— BEGIN Data entries —

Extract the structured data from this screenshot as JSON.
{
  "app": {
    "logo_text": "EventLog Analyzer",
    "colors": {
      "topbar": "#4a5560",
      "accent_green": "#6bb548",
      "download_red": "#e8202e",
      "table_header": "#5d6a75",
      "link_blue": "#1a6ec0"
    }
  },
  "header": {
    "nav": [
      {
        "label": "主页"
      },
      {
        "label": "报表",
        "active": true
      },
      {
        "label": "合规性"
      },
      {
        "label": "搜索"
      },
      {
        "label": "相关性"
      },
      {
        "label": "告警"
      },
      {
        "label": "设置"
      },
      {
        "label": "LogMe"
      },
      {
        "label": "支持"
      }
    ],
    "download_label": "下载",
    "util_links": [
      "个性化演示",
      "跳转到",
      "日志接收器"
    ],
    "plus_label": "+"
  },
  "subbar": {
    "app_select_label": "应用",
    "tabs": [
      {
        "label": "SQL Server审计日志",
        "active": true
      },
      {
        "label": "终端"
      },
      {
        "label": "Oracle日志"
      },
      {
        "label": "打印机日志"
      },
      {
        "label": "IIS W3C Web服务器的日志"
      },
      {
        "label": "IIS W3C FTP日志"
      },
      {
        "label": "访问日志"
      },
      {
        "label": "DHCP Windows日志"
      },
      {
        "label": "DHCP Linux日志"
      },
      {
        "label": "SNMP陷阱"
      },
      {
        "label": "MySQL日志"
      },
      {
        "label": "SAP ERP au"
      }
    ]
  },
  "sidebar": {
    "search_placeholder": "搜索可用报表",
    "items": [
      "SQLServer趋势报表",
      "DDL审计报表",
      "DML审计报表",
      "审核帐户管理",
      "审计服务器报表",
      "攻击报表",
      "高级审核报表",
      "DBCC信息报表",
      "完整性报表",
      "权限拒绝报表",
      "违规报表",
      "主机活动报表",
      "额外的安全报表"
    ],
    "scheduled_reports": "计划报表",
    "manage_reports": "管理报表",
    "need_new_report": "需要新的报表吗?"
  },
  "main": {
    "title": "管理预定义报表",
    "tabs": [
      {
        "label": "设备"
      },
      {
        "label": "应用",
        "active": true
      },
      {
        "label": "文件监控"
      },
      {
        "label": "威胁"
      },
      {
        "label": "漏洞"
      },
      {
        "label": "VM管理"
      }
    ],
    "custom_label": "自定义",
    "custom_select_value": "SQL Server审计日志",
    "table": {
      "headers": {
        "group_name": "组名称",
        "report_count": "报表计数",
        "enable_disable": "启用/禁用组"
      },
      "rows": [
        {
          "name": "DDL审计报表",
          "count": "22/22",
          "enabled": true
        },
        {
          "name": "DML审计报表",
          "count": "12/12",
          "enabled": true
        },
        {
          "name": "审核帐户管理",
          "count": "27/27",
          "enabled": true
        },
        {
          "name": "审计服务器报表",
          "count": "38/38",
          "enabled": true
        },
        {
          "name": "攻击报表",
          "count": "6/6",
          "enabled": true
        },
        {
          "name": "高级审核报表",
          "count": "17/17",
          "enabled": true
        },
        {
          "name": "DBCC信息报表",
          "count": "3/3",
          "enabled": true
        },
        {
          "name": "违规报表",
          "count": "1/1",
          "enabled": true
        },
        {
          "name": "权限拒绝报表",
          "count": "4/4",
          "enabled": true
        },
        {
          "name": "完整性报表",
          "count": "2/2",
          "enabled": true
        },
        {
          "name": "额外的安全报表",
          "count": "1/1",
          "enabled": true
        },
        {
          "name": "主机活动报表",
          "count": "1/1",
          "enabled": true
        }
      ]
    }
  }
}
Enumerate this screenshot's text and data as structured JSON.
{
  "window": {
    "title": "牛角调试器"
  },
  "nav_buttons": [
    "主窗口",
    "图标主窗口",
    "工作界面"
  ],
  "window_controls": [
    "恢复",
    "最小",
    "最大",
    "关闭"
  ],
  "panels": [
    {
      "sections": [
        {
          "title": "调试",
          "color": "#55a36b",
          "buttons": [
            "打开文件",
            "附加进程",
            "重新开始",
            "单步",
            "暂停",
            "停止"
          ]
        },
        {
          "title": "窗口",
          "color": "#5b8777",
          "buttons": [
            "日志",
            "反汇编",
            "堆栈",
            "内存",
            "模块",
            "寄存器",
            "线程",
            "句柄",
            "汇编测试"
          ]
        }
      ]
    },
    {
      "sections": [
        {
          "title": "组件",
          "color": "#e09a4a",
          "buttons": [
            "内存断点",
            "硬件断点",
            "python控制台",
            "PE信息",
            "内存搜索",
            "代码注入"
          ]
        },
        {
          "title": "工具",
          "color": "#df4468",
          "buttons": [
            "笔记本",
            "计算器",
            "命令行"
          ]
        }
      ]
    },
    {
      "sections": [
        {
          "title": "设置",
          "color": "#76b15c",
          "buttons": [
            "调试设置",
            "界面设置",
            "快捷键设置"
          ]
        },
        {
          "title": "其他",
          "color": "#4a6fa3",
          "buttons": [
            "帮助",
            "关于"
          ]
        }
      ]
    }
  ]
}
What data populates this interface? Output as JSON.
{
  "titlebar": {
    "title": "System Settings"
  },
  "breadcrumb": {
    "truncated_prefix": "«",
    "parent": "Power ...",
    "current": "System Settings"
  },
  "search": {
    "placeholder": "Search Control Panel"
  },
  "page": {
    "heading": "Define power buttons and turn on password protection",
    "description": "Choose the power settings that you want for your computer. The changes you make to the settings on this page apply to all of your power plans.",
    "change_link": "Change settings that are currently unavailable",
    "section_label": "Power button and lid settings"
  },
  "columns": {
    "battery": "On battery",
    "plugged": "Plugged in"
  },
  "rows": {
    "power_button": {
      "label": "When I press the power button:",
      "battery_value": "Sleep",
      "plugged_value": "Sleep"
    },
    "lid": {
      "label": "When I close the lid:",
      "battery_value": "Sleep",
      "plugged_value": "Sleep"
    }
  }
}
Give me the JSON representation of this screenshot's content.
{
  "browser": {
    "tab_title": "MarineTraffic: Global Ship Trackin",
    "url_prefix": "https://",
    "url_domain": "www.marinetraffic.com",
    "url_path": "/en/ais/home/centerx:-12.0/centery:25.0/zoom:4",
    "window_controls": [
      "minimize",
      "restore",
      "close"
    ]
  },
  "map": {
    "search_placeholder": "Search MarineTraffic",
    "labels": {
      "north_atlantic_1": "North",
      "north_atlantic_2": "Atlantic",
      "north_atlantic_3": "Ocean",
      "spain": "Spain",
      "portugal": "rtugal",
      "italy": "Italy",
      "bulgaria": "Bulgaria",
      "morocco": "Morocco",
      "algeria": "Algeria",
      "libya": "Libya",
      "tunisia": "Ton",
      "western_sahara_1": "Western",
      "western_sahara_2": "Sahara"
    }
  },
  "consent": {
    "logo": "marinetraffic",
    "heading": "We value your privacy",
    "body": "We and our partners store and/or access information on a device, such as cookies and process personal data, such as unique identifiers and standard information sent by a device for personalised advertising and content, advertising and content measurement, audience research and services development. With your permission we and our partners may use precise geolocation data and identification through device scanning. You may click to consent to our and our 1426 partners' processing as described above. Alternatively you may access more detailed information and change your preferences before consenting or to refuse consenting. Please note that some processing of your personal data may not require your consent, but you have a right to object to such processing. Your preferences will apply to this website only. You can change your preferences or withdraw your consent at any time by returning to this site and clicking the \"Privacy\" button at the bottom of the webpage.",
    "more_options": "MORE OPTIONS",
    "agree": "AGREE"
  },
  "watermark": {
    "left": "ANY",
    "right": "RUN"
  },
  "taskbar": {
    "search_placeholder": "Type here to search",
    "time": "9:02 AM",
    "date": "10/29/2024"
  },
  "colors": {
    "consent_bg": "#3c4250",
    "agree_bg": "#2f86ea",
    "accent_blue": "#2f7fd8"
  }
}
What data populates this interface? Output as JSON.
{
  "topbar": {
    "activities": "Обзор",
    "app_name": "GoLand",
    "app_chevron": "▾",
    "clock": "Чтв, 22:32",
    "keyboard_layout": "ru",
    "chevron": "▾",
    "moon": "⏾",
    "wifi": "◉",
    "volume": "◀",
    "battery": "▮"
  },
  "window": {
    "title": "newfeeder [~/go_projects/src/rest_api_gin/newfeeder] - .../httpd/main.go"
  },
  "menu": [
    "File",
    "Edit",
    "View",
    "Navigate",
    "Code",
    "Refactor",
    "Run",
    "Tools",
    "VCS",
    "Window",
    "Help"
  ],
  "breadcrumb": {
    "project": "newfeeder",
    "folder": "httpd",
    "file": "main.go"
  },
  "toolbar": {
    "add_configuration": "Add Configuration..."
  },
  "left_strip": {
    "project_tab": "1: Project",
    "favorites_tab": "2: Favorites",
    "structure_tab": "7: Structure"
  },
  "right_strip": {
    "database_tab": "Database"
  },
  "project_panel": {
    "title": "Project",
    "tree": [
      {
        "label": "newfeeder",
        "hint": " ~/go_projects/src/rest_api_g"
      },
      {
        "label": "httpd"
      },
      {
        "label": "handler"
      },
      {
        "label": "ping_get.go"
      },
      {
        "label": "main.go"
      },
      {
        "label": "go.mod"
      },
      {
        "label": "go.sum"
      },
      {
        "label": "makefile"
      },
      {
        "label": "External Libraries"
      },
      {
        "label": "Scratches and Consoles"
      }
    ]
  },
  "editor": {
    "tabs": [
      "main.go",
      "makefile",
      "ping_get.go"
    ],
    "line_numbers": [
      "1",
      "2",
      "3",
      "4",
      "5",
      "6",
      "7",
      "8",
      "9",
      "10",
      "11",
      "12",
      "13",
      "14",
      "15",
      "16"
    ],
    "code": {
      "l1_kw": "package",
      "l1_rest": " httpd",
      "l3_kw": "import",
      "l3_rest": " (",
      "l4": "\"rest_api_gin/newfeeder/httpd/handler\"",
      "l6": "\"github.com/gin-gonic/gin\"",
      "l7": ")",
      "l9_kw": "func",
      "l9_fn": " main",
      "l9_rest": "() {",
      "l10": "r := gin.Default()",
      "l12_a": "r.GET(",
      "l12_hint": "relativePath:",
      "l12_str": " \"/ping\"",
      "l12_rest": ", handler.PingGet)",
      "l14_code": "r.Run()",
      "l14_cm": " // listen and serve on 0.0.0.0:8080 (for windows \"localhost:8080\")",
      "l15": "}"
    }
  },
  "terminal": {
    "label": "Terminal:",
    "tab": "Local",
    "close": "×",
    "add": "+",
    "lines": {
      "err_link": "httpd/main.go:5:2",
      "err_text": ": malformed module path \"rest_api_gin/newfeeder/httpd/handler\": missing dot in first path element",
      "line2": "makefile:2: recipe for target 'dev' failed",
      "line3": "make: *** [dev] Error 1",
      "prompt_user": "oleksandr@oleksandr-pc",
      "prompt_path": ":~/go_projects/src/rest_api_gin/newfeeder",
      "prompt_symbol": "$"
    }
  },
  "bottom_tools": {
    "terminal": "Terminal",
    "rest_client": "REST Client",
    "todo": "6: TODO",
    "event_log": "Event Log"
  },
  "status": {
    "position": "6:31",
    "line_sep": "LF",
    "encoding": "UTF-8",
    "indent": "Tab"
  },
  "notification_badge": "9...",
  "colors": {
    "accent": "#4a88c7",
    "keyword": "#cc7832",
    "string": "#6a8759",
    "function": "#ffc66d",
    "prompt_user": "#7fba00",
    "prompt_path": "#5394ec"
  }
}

— END Data entries —

- Exercise objective: Within the entries above, work out how many lines contain the word "DHCP". The number alone is the answer.

- Full solution: 2